Task prompt → All the records below must be returned exactly as they stand.

(Stored data entries)
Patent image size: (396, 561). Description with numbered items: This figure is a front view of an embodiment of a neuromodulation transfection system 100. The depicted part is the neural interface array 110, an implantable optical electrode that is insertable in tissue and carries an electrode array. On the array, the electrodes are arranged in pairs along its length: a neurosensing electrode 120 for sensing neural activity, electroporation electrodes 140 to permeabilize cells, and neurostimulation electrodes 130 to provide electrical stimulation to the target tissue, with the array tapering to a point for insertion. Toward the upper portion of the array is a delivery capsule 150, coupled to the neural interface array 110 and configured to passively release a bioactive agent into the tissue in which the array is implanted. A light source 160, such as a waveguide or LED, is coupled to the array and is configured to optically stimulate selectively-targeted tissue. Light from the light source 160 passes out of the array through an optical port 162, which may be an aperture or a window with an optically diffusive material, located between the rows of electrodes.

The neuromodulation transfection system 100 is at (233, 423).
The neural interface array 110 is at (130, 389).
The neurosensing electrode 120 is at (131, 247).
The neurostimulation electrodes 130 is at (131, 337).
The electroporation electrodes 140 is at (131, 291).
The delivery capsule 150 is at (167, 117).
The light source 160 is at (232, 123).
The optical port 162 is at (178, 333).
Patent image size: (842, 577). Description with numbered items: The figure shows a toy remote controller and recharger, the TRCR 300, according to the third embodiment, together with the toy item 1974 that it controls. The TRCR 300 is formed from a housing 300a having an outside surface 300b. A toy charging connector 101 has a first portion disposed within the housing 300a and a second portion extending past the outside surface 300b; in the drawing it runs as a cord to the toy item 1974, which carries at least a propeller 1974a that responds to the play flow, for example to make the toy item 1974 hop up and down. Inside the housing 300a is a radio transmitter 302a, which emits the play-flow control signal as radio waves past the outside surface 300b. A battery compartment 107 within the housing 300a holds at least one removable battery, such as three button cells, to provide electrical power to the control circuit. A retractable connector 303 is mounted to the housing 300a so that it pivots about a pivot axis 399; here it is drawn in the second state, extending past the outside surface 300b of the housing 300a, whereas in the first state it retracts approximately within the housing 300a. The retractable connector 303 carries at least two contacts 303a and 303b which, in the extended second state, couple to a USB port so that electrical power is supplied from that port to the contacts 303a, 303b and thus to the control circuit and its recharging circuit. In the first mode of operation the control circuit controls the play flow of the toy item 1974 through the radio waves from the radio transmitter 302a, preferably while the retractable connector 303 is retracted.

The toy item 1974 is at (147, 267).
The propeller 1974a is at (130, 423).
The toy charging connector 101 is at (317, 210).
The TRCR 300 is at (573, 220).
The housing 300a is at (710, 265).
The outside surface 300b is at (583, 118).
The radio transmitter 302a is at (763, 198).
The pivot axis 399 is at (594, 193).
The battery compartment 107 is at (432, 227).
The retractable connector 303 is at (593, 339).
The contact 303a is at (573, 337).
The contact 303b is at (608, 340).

Response area →
Patent image size: (396, 561). Description with numbered items: This figure is a front view of an embodiment of a neuromodulation transfection system 100. The depicted part is the neural interface array 110, an implantable optical electrode that is insertable in tissue and carries an electrode array. On the array, the electrodes are arranged in pairs along its length: a neurosensing electrode 120 for sensing neural activity, electroporation electrodes 140 to permeabilize cells, and neurostimulation electrodes 130 to provide electrical stimulation to the target tissue, with the array tapering to a point for insertion. Toward the upper portion of the array is a delivery capsule 150, coupled to the neural interface array 110 and configured to passively release a bioactive agent into the tissue in which the array is implanted. A light source 160, such as a waveguide or LED, is coupled to the array and is configured to optically stimulate selectively-targeted tissue. Light from the light source 160 passes out of the array through an optical port 162, which may be an aperture or a window with an optically diffusive material, located between the rows of electrodes.

The neuromodulation transfection system 100 is at (233, 423).
The neural interface array 110 is at (130, 389).
The neurosensing electrode 120 is at (131, 247).
The neurostimulation electrodes 130 is at (131, 337).
The electroporation electrodes 140 is at (131, 291).
The delivery capsule 150 is at (167, 117).
The light source 160 is at (232, 123).
The optical port 162 is at (178, 333).
Patent image size: (842, 577). Description with numbered items: The figure shows a toy remote controller and recharger, the TRCR 300, according to the third embodiment, together with the toy item 1974 that it controls. The TRCR 300 is formed from a housing 300a having an outside surface 300b. A toy charging connector 101 has a first portion disposed within the housing 300a and a second portion extending past the outside surface 300b; in the drawing it runs as a cord to the toy item 1974, which carries at least a propeller 1974a that responds to the play flow, for example to make the toy item 1974 hop up and down. Inside the housing 300a is a radio transmitter 302a, which emits the play-flow control signal as radio waves past the outside surface 300b. A battery compartment 107 within the housing 300a holds at least one removable battery, such as three button cells, to provide electrical power to the control circuit. A retractable connector 303 is mounted to the housing 300a so that it pivots about a pivot axis 399; here it is drawn in the second state, extending past the outside surface 300b of the housing 300a, whereas in the first state it retracts approximately within the housing 300a. The retractable connector 303 carries at least two contacts 303a and 303b which, in the extended second state, couple to a USB port so that electrical power is supplied from that port to the contacts 303a, 303b and thus to the control circuit and its recharging circuit. In the first mode of operation the control circuit controls the play flow of the toy item 1974 through the radio waves from the radio transmitter 302a, preferably while the retractable connector 303 is retracted.

The toy item 1974 is at (147, 267).
The propeller 1974a is at (130, 423).
The toy charging connector 101 is at (317, 210).
The TRCR 300 is at (573, 220).
The housing 300a is at (710, 265).
The outside surface 300b is at (583, 118).
The radio transmitter 302a is at (763, 198).
The pivot axis 399 is at (594, 193).
The battery compartment 107 is at (432, 227).
The retractable connector 303 is at (593, 339).
The contact 303a is at (573, 337).
The contact 303b is at (608, 340).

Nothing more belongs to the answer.